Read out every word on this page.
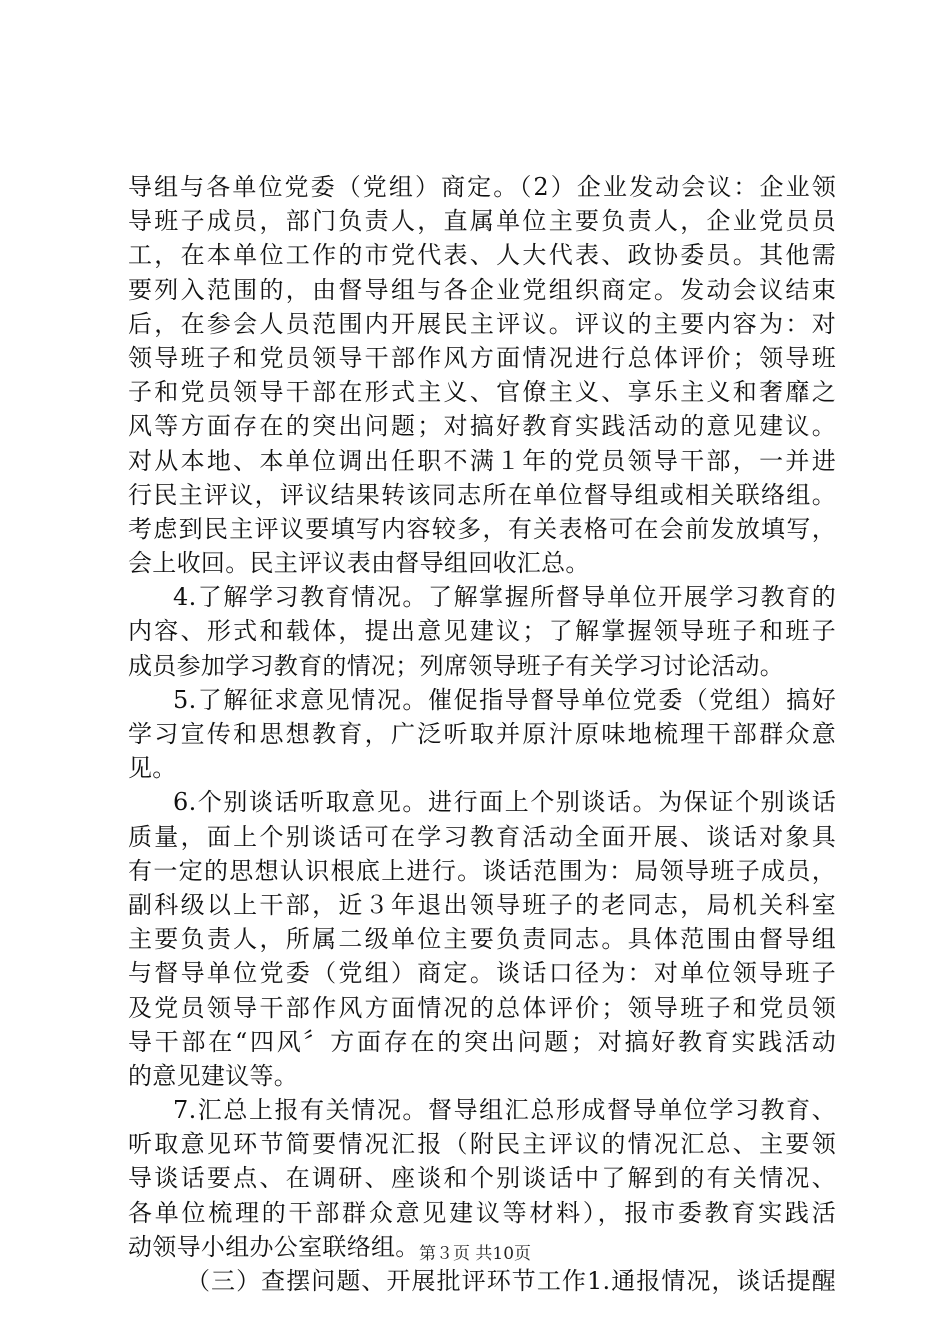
导组与各单位党委（党组）商定。（2）企业发动会议：企业领
导班子成员，部门负责人，直属单位主要负责人，企业党员员
工，在本单位工作的市党代表、人大代表、政协委员。其他需
要列入范围的，由督导组与各企业党组织商定。发动会议结束
后，在参会人员范围内开展民主评议。评议的主要内容为：对
领导班子和党员领导干部作风方面情况进行总体评价；领导班
子和党员领导干部在形式主义、官僚主义、享乐主义和奢靡之
风等方面存在的突出问题；对搞好教育实践活动的意见建议。
对从本地、本单位调出任职不满１年的党员领导干部，一并进
行民主评议，评议结果转该同志所在单位督导组或相关联络组。
考虑到民主评议要填写内容较多，有关表格可在会前发放填写，
会上收回。民主评议表由督导组回收汇总。
4.了解学习教育情况。了解掌握所督导单位开展学习教育的
内容、形式和载体，提出意见建议；了解掌握领导班子和班子
成员参加学习教育的情况；列席领导班子有关学习讨论活动。
5.了解征求意见情况。催促指导督导单位党委（党组）搞好
学习宣传和思想教育，广泛听取并原汁原味地梳理干部群众意
见。
6.个别谈话听取意见。进行面上个别谈话。为保证个别谈话
质量，面上个别谈话可在学习教育活动全面开展、谈话对象具
有一定的思想认识根底上进行。谈话范围为：局领导班子成员，
副科级以上干部，近３年退出领导班子的老同志，局机关科室
主要负责人，所属二级单位主要负责同志。具体范围由督导组
与督导单位党委（党组）商定。谈话口径为：对单位领导班子
及党员领导干部作风方面情况的总体评价；领导班子和党员领
导干部在“四风〞方面存在的突出问题；对搞好教育实践活动
的意见建议等。
7.汇总上报有关情况。督导组汇总形成督导单位学习教育、
听取意见环节简要情况汇报（附民主评议的情况汇总、主要领
导谈话要点、在调研、座谈和个别谈话中了解到的有关情况、
各单位梳理的干部群众意见建议等材料），报市委教育实践活
动领导小组办公室联络组。
（三）查摆问题、开展批评环节工作1.通报情况，谈话提醒
第３页 共10页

+++

_Exercise objective:_ Quote everything in the listing above exactly; pictures are the only thing to omit.

_Reply:_
Read out every word on this page.
导组与各单位党委（党组）商定。（2）企业发动会议：企业领
导班子成员，部门负责人，直属单位主要负责人，企业党员员
工，在本单位工作的市党代表、人大代表、政协委员。其他需
要列入范围的，由督导组与各企业党组织商定。发动会议结束
后，在参会人员范围内开展民主评议。评议的主要内容为：对
领导班子和党员领导干部作风方面情况进行总体评价；领导班
子和党员领导干部在形式主义、官僚主义、享乐主义和奢靡之
风等方面存在的突出问题；对搞好教育实践活动的意见建议。
对从本地、本单位调出任职不满１年的党员领导干部，一并进
行民主评议，评议结果转该同志所在单位督导组或相关联络组。
考虑到民主评议要填写内容较多，有关表格可在会前发放填写，
会上收回。民主评议表由督导组回收汇总。
4.了解学习教育情况。了解掌握所督导单位开展学习教育的
内容、形式和载体，提出意见建议；了解掌握领导班子和班子
成员参加学习教育的情况；列席领导班子有关学习讨论活动。
5.了解征求意见情况。催促指导督导单位党委（党组）搞好
学习宣传和思想教育，广泛听取并原汁原味地梳理干部群众意
见。
6.个别谈话听取意见。进行面上个别谈话。为保证个别谈话
质量，面上个别谈话可在学习教育活动全面开展、谈话对象具
有一定的思想认识根底上进行。谈话范围为：局领导班子成员，
副科级以上干部，近３年退出领导班子的老同志，局机关科室
主要负责人，所属二级单位主要负责同志。具体范围由督导组
与督导单位党委（党组）商定。谈话口径为：对单位领导班子
及党员领导干部作风方面情况的总体评价；领导班子和党员领
导干部在“四风〞方面存在的突出问题；对搞好教育实践活动
的意见建议等。
7.汇总上报有关情况。督导组汇总形成督导单位学习教育、
听取意见环节简要情况汇报（附民主评议的情况汇总、主要领
导谈话要点、在调研、座谈和个别谈话中了解到的有关情况、
各单位梳理的干部群众意见建议等材料），报市委教育实践活
动领导小组办公室联络组。
（三）查摆问题、开展批评环节工作1.通报情况，谈话提醒
第３页 共10页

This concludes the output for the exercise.